— Start of DATASET EXCERPTS —

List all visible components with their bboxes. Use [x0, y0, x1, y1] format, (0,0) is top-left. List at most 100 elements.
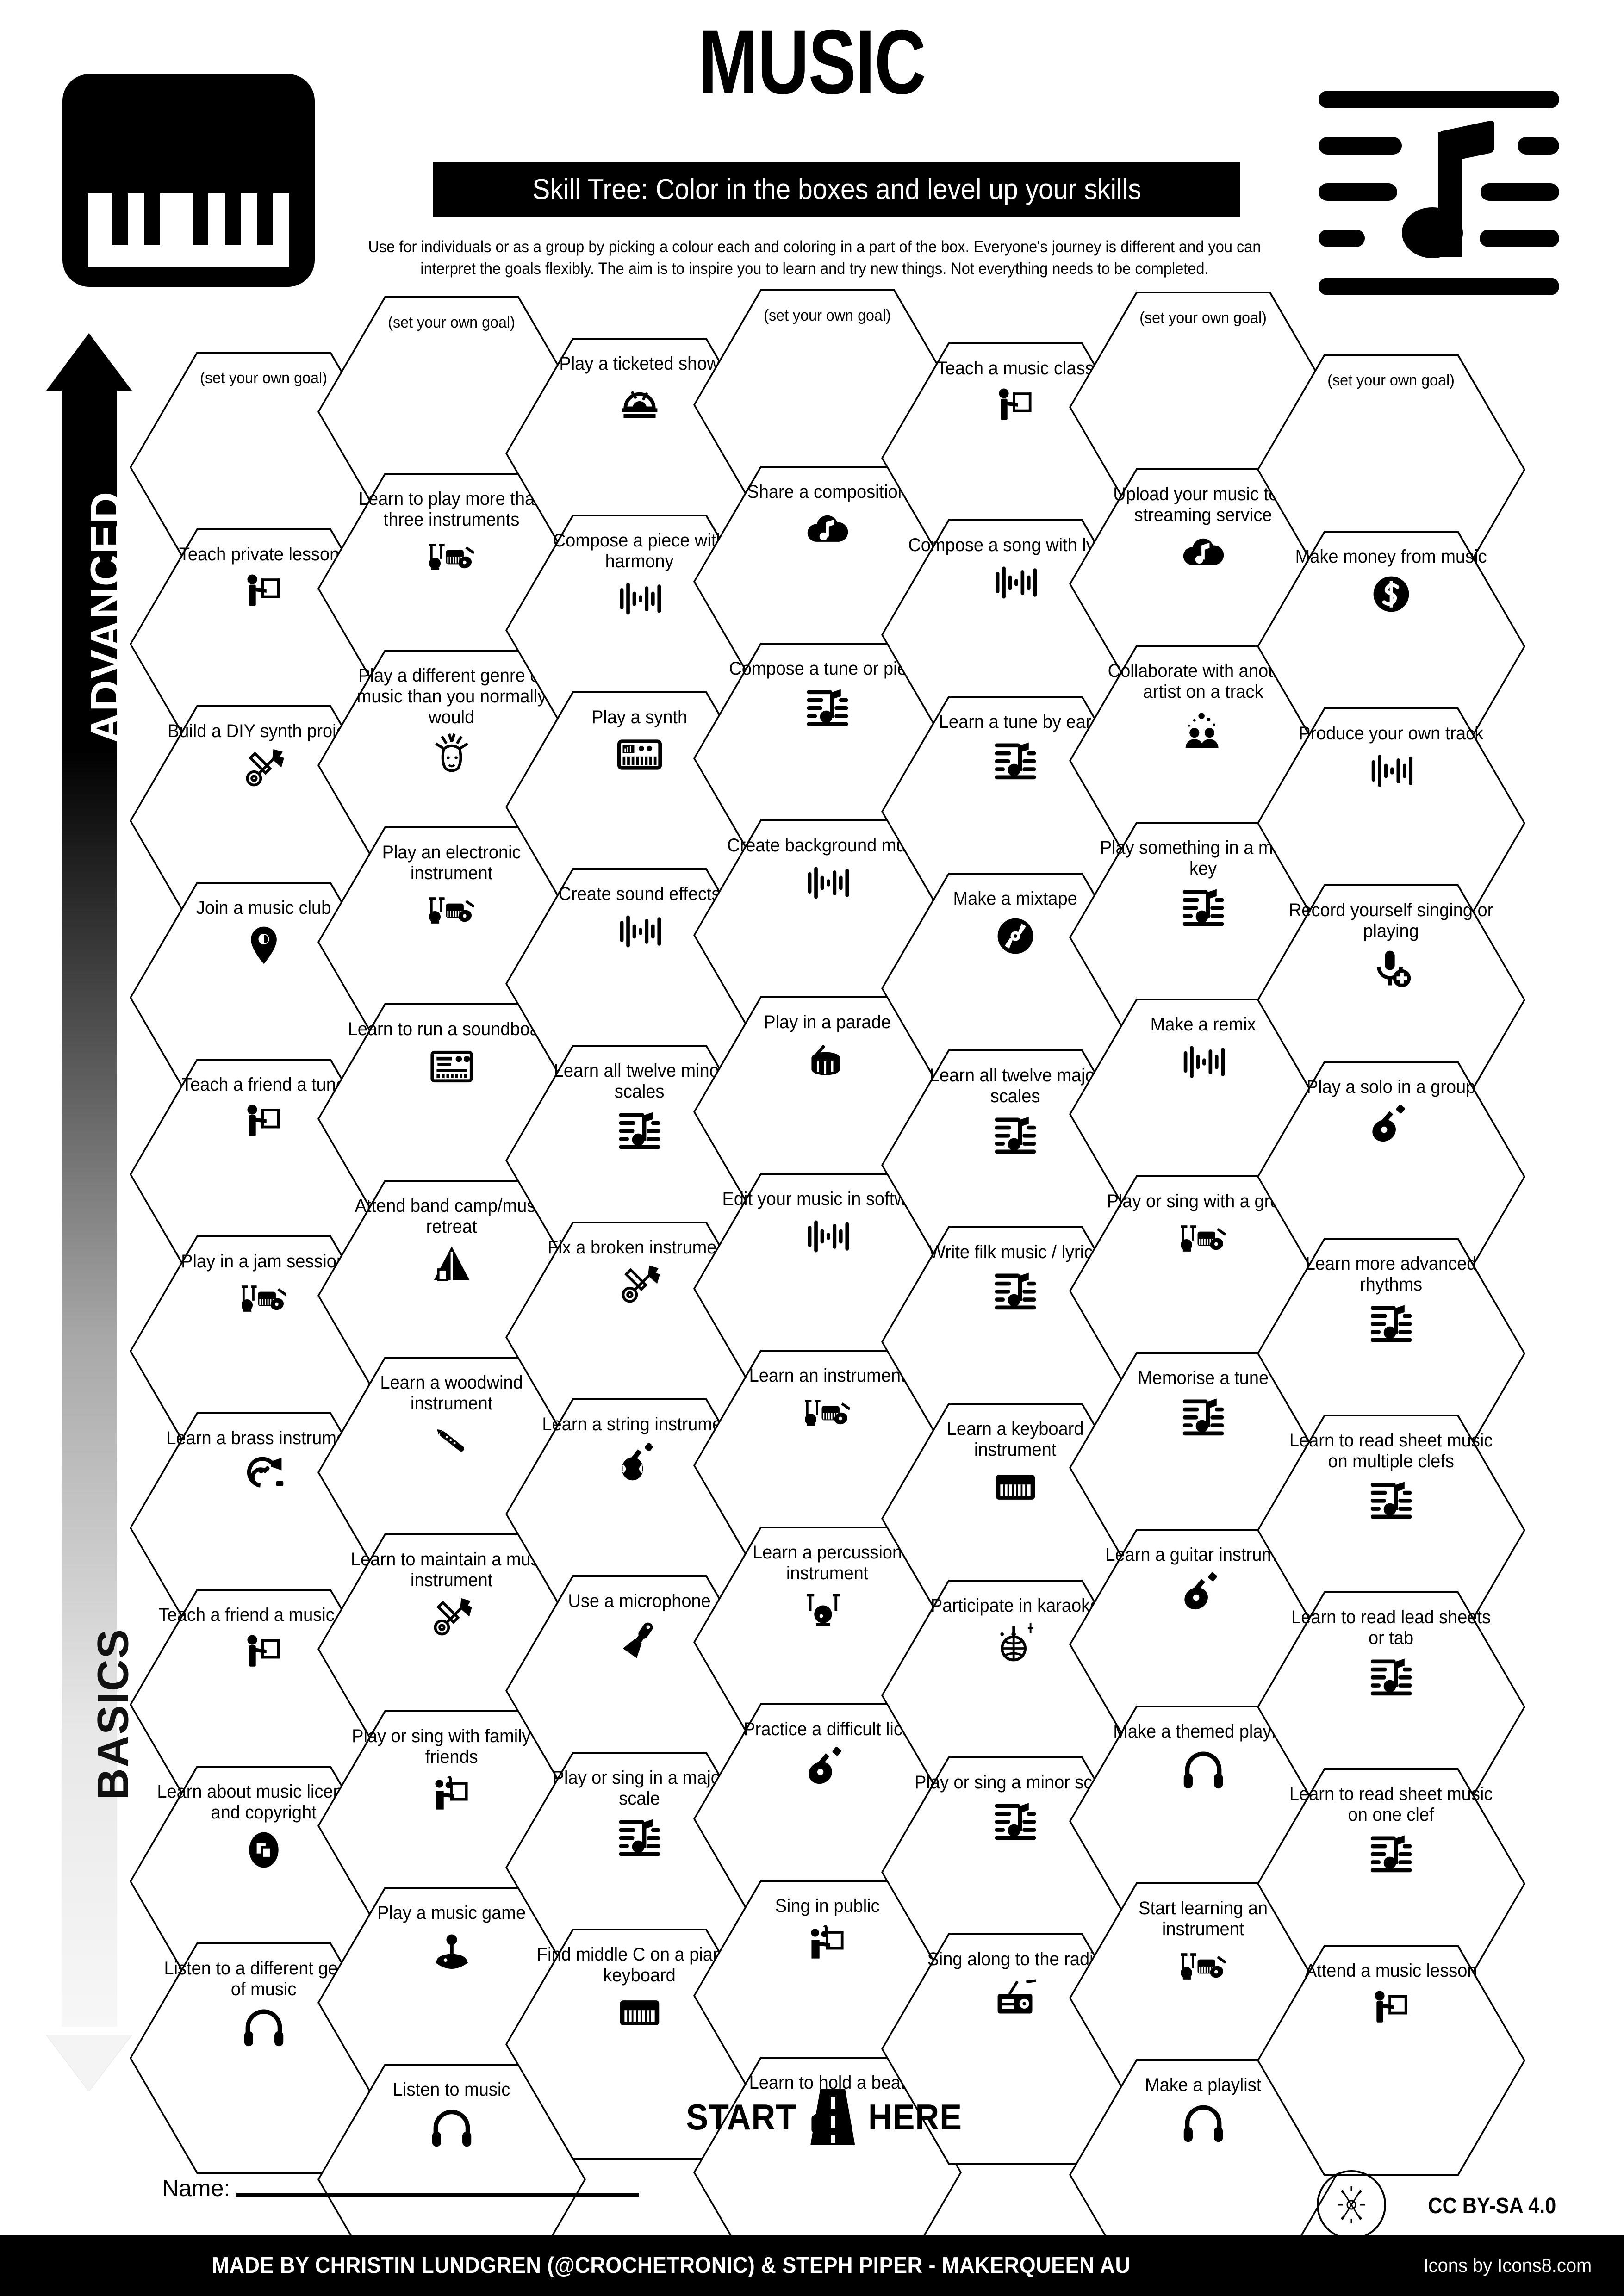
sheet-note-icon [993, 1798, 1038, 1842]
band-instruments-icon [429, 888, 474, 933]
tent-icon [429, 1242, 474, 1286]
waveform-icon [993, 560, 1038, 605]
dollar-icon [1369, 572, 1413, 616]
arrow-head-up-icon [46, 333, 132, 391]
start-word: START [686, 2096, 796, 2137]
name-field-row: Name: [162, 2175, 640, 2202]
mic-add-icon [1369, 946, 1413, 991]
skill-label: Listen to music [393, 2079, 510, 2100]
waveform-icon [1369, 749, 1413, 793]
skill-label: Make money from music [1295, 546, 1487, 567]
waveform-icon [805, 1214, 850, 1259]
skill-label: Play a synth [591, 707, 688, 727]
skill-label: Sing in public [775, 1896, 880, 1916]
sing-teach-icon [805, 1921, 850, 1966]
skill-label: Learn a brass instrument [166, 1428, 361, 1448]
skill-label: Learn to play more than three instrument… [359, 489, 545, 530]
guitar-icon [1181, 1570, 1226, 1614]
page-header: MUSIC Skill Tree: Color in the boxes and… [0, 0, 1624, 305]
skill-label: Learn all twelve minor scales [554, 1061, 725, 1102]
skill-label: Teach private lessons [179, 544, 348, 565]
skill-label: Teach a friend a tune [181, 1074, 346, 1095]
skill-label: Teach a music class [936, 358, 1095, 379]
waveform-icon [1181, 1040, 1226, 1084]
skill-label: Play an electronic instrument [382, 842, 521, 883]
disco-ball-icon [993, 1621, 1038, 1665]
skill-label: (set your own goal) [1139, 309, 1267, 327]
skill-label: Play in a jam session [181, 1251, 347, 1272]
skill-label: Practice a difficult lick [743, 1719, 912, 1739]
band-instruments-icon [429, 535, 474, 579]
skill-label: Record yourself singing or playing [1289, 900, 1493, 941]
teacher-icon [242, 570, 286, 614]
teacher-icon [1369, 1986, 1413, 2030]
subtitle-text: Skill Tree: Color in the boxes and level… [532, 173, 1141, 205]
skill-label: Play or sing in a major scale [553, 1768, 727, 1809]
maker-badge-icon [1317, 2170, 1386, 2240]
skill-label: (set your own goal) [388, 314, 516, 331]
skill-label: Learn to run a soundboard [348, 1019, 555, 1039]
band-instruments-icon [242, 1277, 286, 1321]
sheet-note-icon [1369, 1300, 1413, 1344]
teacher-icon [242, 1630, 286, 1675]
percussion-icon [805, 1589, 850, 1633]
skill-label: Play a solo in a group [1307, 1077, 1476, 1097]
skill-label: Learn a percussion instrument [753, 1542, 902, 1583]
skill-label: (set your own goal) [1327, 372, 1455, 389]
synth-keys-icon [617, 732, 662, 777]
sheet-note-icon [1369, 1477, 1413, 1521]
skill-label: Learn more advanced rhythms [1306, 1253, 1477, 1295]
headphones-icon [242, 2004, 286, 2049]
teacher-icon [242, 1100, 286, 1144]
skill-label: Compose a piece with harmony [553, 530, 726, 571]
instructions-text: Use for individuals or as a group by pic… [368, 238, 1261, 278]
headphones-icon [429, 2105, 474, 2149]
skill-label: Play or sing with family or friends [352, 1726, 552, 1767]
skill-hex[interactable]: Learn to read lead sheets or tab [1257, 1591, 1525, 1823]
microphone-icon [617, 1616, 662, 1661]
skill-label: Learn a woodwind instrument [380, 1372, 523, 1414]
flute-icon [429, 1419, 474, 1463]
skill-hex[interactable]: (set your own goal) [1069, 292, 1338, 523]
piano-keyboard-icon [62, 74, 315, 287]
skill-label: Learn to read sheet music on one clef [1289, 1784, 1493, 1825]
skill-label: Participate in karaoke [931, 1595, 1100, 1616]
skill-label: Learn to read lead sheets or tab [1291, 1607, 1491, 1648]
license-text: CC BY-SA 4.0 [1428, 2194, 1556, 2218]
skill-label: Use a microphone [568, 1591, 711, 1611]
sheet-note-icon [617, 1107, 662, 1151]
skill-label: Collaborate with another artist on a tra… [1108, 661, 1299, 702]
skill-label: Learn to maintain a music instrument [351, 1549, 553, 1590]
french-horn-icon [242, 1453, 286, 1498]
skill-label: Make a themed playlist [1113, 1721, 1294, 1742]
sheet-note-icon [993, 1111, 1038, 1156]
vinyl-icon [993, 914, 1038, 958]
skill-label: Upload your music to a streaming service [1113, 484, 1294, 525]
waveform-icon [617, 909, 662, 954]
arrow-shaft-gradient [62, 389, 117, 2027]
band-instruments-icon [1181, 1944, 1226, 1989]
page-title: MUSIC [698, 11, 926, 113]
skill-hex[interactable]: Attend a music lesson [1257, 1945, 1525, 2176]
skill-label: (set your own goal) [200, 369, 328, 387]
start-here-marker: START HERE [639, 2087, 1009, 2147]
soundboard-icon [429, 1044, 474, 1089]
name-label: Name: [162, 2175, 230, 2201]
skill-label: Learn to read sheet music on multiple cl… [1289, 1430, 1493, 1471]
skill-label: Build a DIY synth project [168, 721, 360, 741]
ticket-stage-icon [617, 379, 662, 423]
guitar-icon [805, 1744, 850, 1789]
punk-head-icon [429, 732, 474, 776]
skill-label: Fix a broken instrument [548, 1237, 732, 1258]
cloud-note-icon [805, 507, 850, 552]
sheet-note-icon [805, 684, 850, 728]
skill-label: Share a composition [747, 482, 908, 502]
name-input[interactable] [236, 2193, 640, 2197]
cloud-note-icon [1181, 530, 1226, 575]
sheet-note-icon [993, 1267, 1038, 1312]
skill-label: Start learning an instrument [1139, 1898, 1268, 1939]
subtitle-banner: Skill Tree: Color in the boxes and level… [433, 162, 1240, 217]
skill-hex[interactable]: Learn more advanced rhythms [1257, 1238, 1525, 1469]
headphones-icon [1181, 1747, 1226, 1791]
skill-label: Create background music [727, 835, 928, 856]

— End of DATASET EXCERPTS —

→ WORK TO BE COMPLETED: Reproduce every line of the records above verbatim, omitting the picture.

→ REPLY TO THE TASK:
List all visible components with their bboxes. Use [x0, y0, x1, y1] format, (0,0) is top-left. List at most 100 elements.
sheet-note-icon [993, 1798, 1038, 1842]
band-instruments-icon [429, 888, 474, 933]
tent-icon [429, 1242, 474, 1286]
waveform-icon [993, 560, 1038, 605]
dollar-icon [1369, 572, 1413, 616]
arrow-head-up-icon [46, 333, 132, 391]
start-word: START [686, 2096, 796, 2137]
name-field-row: Name: [162, 2175, 640, 2202]
mic-add-icon [1369, 946, 1413, 991]
skill-label: Listen to music [393, 2079, 510, 2100]
waveform-icon [1369, 749, 1413, 793]
skill-label: Make money from music [1295, 546, 1487, 567]
waveform-icon [805, 1214, 850, 1259]
skill-label: Play a synth [591, 707, 688, 727]
skill-label: Sing in public [775, 1896, 880, 1916]
sing-teach-icon [805, 1921, 850, 1966]
skill-label: Learn a brass instrument [166, 1428, 361, 1448]
skill-label: Learn to play more than three instrument… [359, 489, 545, 530]
guitar-icon [1181, 1570, 1226, 1614]
page-header: MUSIC Skill Tree: Color in the boxes and… [0, 0, 1624, 305]
skill-label: Learn all twelve minor scales [554, 1061, 725, 1102]
skill-label: Teach private lessons [179, 544, 348, 565]
skill-label: Teach a friend a tune [181, 1074, 346, 1095]
skill-label: Teach a music class [936, 358, 1095, 379]
waveform-icon [1181, 1040, 1226, 1084]
skill-label: Play an electronic instrument [382, 842, 521, 883]
disco-ball-icon [993, 1621, 1038, 1665]
skill-label: (set your own goal) [1139, 309, 1267, 327]
skill-label: Play in a jam session [181, 1251, 347, 1272]
skill-label: Practice a difficult lick [743, 1719, 912, 1739]
band-instruments-icon [429, 535, 474, 579]
skill-label: Record yourself singing or playing [1289, 900, 1493, 941]
teacher-icon [242, 570, 286, 614]
teacher-icon [1369, 1986, 1413, 2030]
subtitle-text: Skill Tree: Color in the boxes and level… [532, 173, 1141, 205]
skill-label: Play or sing in a major scale [553, 1768, 727, 1809]
maker-badge-icon [1317, 2170, 1386, 2240]
skill-label: (set your own goal) [388, 314, 516, 331]
skill-label: Learn to run a soundboard [348, 1019, 555, 1039]
band-instruments-icon [242, 1277, 286, 1321]
sheet-note-icon [1369, 1300, 1413, 1344]
teacher-icon [242, 1630, 286, 1675]
percussion-icon [805, 1589, 850, 1633]
skill-label: Play a solo in a group [1307, 1077, 1476, 1097]
skill-label: Learn a percussion instrument [753, 1542, 902, 1583]
skill-label: (set your own goal) [1327, 372, 1455, 389]
synth-keys-icon [617, 732, 662, 777]
sheet-note-icon [1369, 1477, 1413, 1521]
skill-label: Learn more advanced rhythms [1306, 1253, 1477, 1295]
headphones-icon [242, 2004, 286, 2049]
teacher-icon [242, 1100, 286, 1144]
skill-label: Compose a piece with harmony [553, 530, 726, 571]
instructions-text: Use for individuals or as a group by pic… [368, 238, 1261, 278]
headphones-icon [429, 2105, 474, 2149]
skill-label: Play or sing with family or friends [352, 1726, 552, 1767]
skill-hex[interactable]: Learn to read lead sheets or tab [1257, 1591, 1525, 1823]
microphone-icon [617, 1616, 662, 1661]
skill-label: Learn a woodwind instrument [380, 1372, 523, 1414]
flute-icon [429, 1419, 474, 1463]
skill-hex[interactable]: (set your own goal) [1069, 292, 1338, 523]
piano-keyboard-icon [62, 74, 315, 287]
skill-label: Learn to read sheet music on one clef [1289, 1784, 1493, 1825]
skill-label: Participate in karaoke [931, 1595, 1100, 1616]
skill-label: Learn to read lead sheets or tab [1291, 1607, 1491, 1648]
license-text: CC BY-SA 4.0 [1428, 2194, 1556, 2218]
skill-label: Use a microphone [568, 1591, 711, 1611]
sheet-note-icon [617, 1107, 662, 1151]
skill-label: Collaborate with another artist on a tra… [1108, 661, 1299, 702]
skill-label: Learn to maintain a music instrument [351, 1549, 553, 1590]
french-horn-icon [242, 1453, 286, 1498]
skill-label: Make a themed playlist [1113, 1721, 1294, 1742]
sheet-note-icon [993, 1111, 1038, 1156]
vinyl-icon [993, 914, 1038, 958]
skill-label: Upload your music to a streaming service [1113, 484, 1294, 525]
waveform-icon [617, 909, 662, 954]
arrow-shaft-gradient [62, 389, 117, 2027]
band-instruments-icon [1181, 1944, 1226, 1989]
page-title: MUSIC [698, 11, 926, 113]
skill-hex[interactable]: Attend a music lesson [1257, 1945, 1525, 2176]
skill-label: (set your own goal) [200, 369, 328, 387]
start-here-marker: START HERE [639, 2087, 1009, 2147]
soundboard-icon [429, 1044, 474, 1089]
name-label: Name: [162, 2175, 230, 2201]
skill-label: Learn to read sheet music on multiple cl… [1289, 1430, 1493, 1471]
skill-label: Build a DIY synth project [168, 721, 360, 741]
ticket-stage-icon [617, 379, 662, 423]
guitar-icon [805, 1744, 850, 1789]
punk-head-icon [429, 732, 474, 776]
skill-label: Fix a broken instrument [548, 1237, 732, 1258]
cloud-note-icon [805, 507, 850, 552]
sheet-note-icon [805, 684, 850, 728]
skill-label: Share a composition [747, 482, 908, 502]
name-input[interactable] [236, 2193, 640, 2197]
cloud-note-icon [1181, 530, 1226, 575]
sheet-note-icon [993, 1267, 1038, 1312]
skill-label: Start learning an instrument [1139, 1898, 1268, 1939]
subtitle-banner: Skill Tree: Color in the boxes and level… [433, 162, 1240, 217]
skill-hex[interactable]: Learn more advanced rhythms [1257, 1238, 1525, 1469]
headphones-icon [1181, 1747, 1226, 1791]
skill-label: Create background music [727, 835, 928, 856]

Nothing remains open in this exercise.